━━ DATASET

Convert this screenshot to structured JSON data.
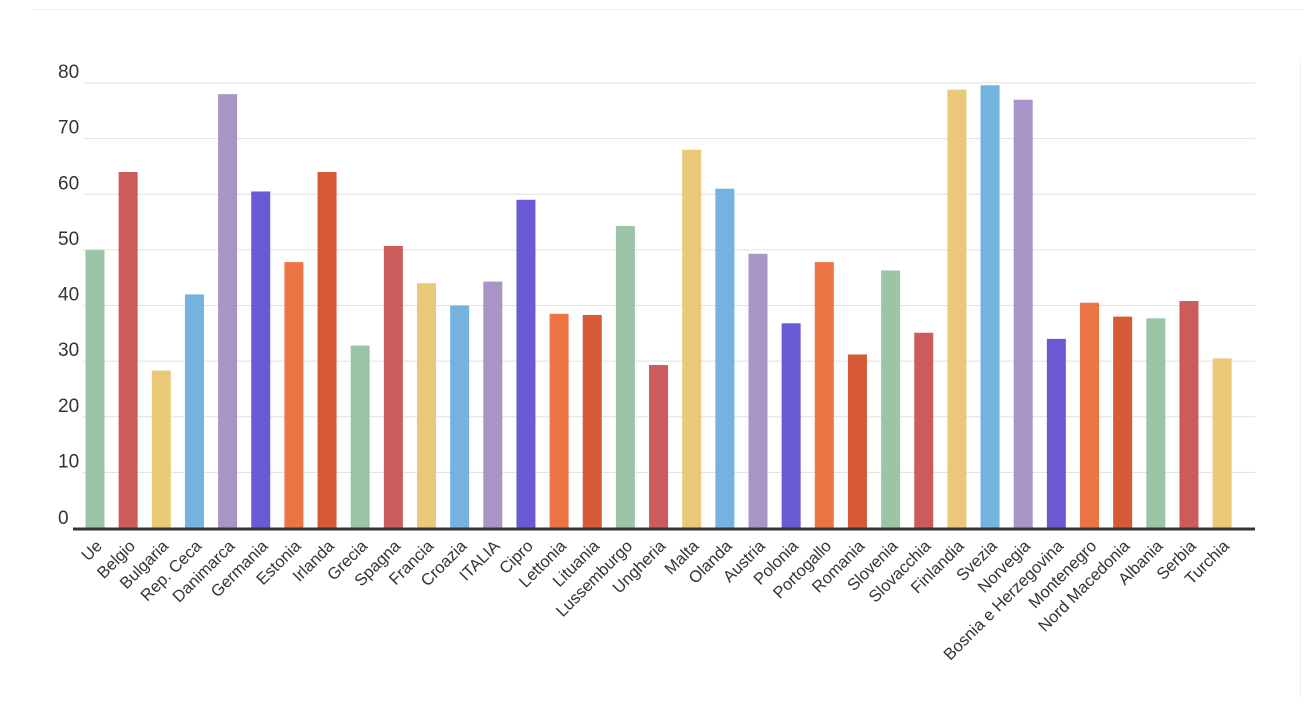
{
  "chart_data": {
    "type": "bar",
    "categories": [
      "Ue",
      "Belgio",
      "Bulgaria",
      "Rep. Ceca",
      "Danimarca",
      "Germania",
      "Estonia",
      "Irlanda",
      "Grecia",
      "Spagna",
      "Francia",
      "Croazia",
      "ITALIA",
      "Cipro",
      "Lettonia",
      "Lituania",
      "Lussemburgo",
      "Ungheria",
      "Malta",
      "Olanda",
      "Austria",
      "Polonia",
      "Portogallo",
      "Romania",
      "Slovenia",
      "Slovacchia",
      "Finlandia",
      "Svezia",
      "Norvegia",
      "Bosnia e Herzegovina",
      "Montenegro",
      "Nord Macedonia",
      "Albania",
      "Serbia",
      "Turchia"
    ],
    "values": [
      50,
      64,
      28.3,
      42,
      78,
      60.5,
      47.8,
      64,
      32.8,
      50.7,
      44,
      40,
      44.3,
      59,
      38.5,
      38.3,
      54.3,
      29.3,
      68,
      61,
      49.3,
      36.8,
      47.8,
      31.2,
      46.3,
      35.1,
      78.8,
      79.6,
      77,
      34,
      40.5,
      38,
      37.7,
      40.8,
      30.5
    ],
    "colors": [
      "#9cc4a7",
      "#cc5b5b",
      "#e9c977",
      "#74b3e0",
      "#a894c6",
      "#6a5ad4",
      "#ec7445",
      "#d65a35",
      "#9cc4a7",
      "#cc5b5b",
      "#e9c977",
      "#74b3e0",
      "#a894c6",
      "#6a5ad4",
      "#ec7445",
      "#d65a35",
      "#9cc4a7",
      "#cc5b5b",
      "#e9c977",
      "#74b3e0",
      "#a894c6",
      "#6a5ad4",
      "#ec7445",
      "#d65a35",
      "#9cc4a7",
      "#cc5b5b",
      "#e9c977",
      "#74b3e0",
      "#a894c6",
      "#6a5ad4",
      "#ec7445",
      "#d65a35",
      "#9cc4a7",
      "#cc5b5b",
      "#e9c977"
    ],
    "yticks": [
      "0",
      "10",
      "20",
      "30",
      "40",
      "50",
      "60",
      "70",
      "80"
    ],
    "ylim": [
      0,
      80
    ],
    "grid": true,
    "legend": "none",
    "gridColor": "#e0e0e0",
    "axisColor": "#333333"
  }
}
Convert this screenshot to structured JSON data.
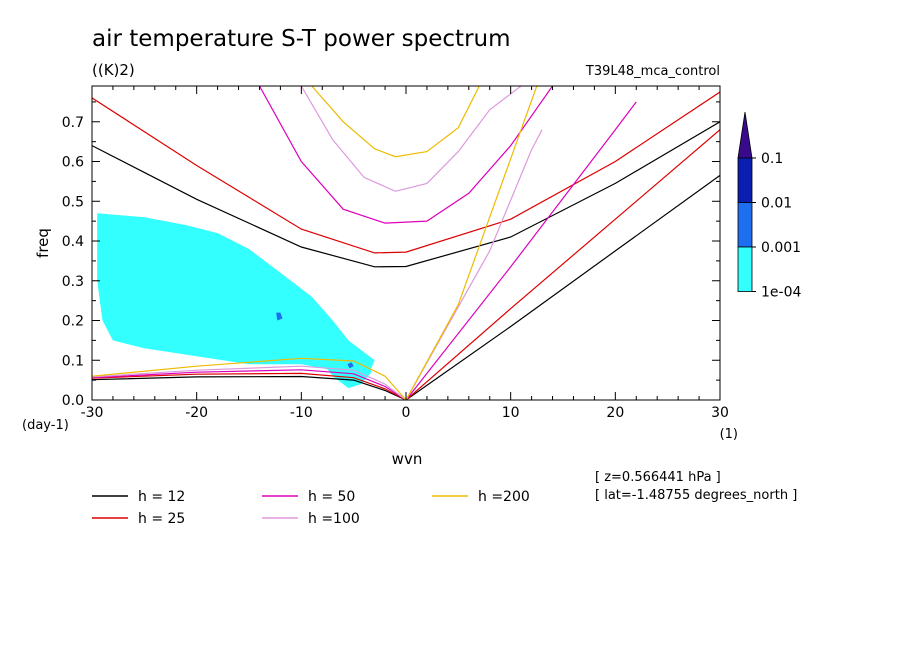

━━━━

Skip every picture and transcribe the data above exactly.

Convert this screenshot to structured JSON data.
{
  "chart_data": {
    "type": "bar",
    "categories": [
      "Ue",
      "Belgio",
      "Bulgaria",
      "Rep. Ceca",
      "Danimarca",
      "Germania",
      "Estonia",
      "Irlanda",
      "Grecia",
      "Spagna",
      "Francia",
      "Croazia",
      "ITALIA",
      "Cipro",
      "Lettonia",
      "Lituania",
      "Lussemburgo",
      "Ungheria",
      "Malta",
      "Olanda",
      "Austria",
      "Polonia",
      "Portogallo",
      "Romania",
      "Slovenia",
      "Slovacchia",
      "Finlandia",
      "Svezia",
      "Norvegia",
      "Bosnia e Herzegovina",
      "Montenegro",
      "Nord Macedonia",
      "Albania",
      "Serbia",
      "Turchia"
    ],
    "values": [
      50,
      64,
      28.3,
      42,
      78,
      60.5,
      47.8,
      64,
      32.8,
      50.7,
      44,
      40,
      44.3,
      59,
      38.5,
      38.3,
      54.3,
      29.3,
      68,
      61,
      49.3,
      36.8,
      47.8,
      31.2,
      46.3,
      35.1,
      78.8,
      79.6,
      77,
      34,
      40.5,
      38,
      37.7,
      40.8,
      30.5
    ],
    "colors": [
      "#9cc4a7",
      "#cc5b5b",
      "#e9c977",
      "#74b3e0",
      "#a894c6",
      "#6a5ad4",
      "#ec7445",
      "#d65a35",
      "#9cc4a7",
      "#cc5b5b",
      "#e9c977",
      "#74b3e0",
      "#a894c6",
      "#6a5ad4",
      "#ec7445",
      "#d65a35",
      "#9cc4a7",
      "#cc5b5b",
      "#e9c977",
      "#74b3e0",
      "#a894c6",
      "#6a5ad4",
      "#ec7445",
      "#d65a35",
      "#9cc4a7",
      "#cc5b5b",
      "#e9c977",
      "#74b3e0",
      "#a894c6",
      "#6a5ad4",
      "#ec7445",
      "#d65a35",
      "#9cc4a7",
      "#cc5b5b",
      "#e9c977"
    ],
    "yticks": [
      "0",
      "10",
      "20",
      "30",
      "40",
      "50",
      "60",
      "70",
      "80"
    ],
    "ylim": [
      0,
      80
    ],
    "grid": true,
    "legend": "none",
    "gridColor": "#e0e0e0",
    "axisColor": "#333333"
  }
}
Convert this screenshot to structured JSON data.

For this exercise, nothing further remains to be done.